Figure contents as structured data:
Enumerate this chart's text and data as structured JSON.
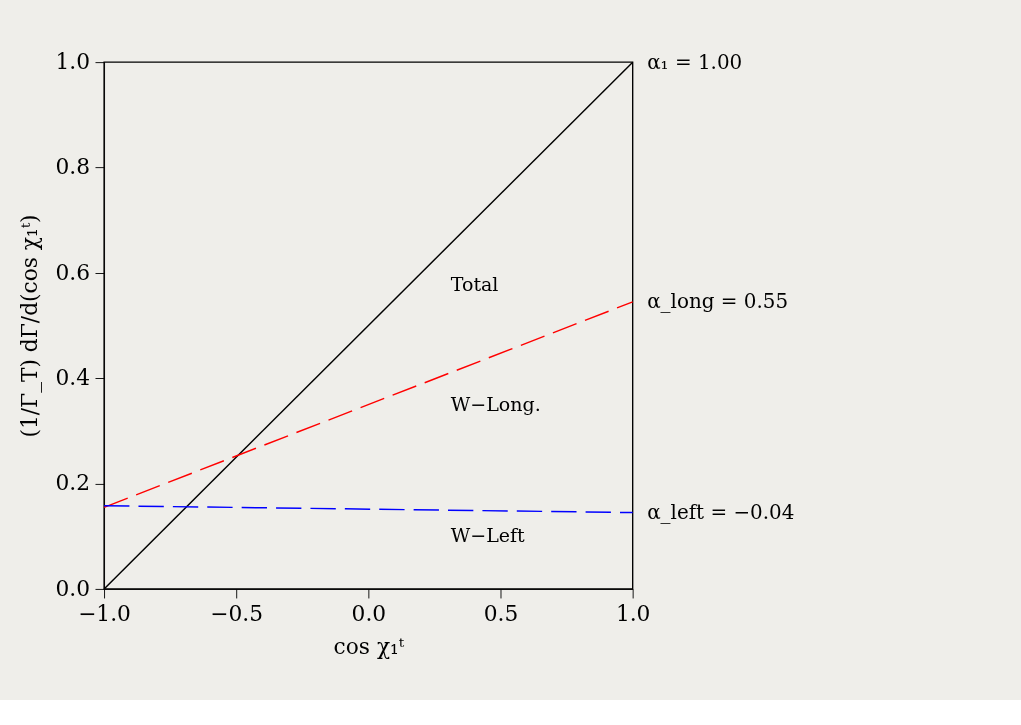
{
  "chart_data": {
    "type": "line",
    "xlabel": "cos χ₁ᵗ",
    "ylabel": "(1/Γ_T)  dΓ/d(cos χ₁ᵗ)",
    "x": [
      -1.0,
      1.0
    ],
    "series": [
      {
        "name": "Total",
        "color": "#000000",
        "values": [
          0.0,
          1.0
        ],
        "line_style": "solid"
      },
      {
        "name": "W−Long.",
        "color": "#ff0000",
        "values": [
          0.155,
          0.545
        ],
        "line_style": "dashed"
      },
      {
        "name": "W−Left",
        "color": "#0000ff",
        "values": [
          0.158,
          0.145
        ],
        "line_style": "dashed"
      }
    ],
    "xlim": [
      -1.0,
      1.0
    ],
    "ylim": [
      0.0,
      1.0
    ],
    "xticks": [
      {
        "value": -1.0,
        "label": "−1.0"
      },
      {
        "value": -0.5,
        "label": "−0.5"
      },
      {
        "value": 0.0,
        "label": "0.0"
      },
      {
        "value": 0.5,
        "label": "0.5"
      },
      {
        "value": 1.0,
        "label": "1.0"
      }
    ],
    "yticks": [
      {
        "value": 0.0,
        "label": "0.0"
      },
      {
        "value": 0.2,
        "label": "0.2"
      },
      {
        "value": 0.4,
        "label": "0.4"
      },
      {
        "value": 0.6,
        "label": "0.6"
      },
      {
        "value": 0.8,
        "label": "0.8"
      },
      {
        "value": 1.0,
        "label": "1.0"
      }
    ],
    "annotations": [
      "α₁ = 1.00",
      "α_long = 0.55",
      "α_left = −0.04"
    ],
    "grid": false,
    "marker": "none"
  }
}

# [WHAT THE EXERCISE ASKS]
Search the records above for the string "color". Copy every line that contains it.

# [EXERCISE RESULT]
        "color": "#000000",
        "color": "#ff0000",
        "color": "#0000ff",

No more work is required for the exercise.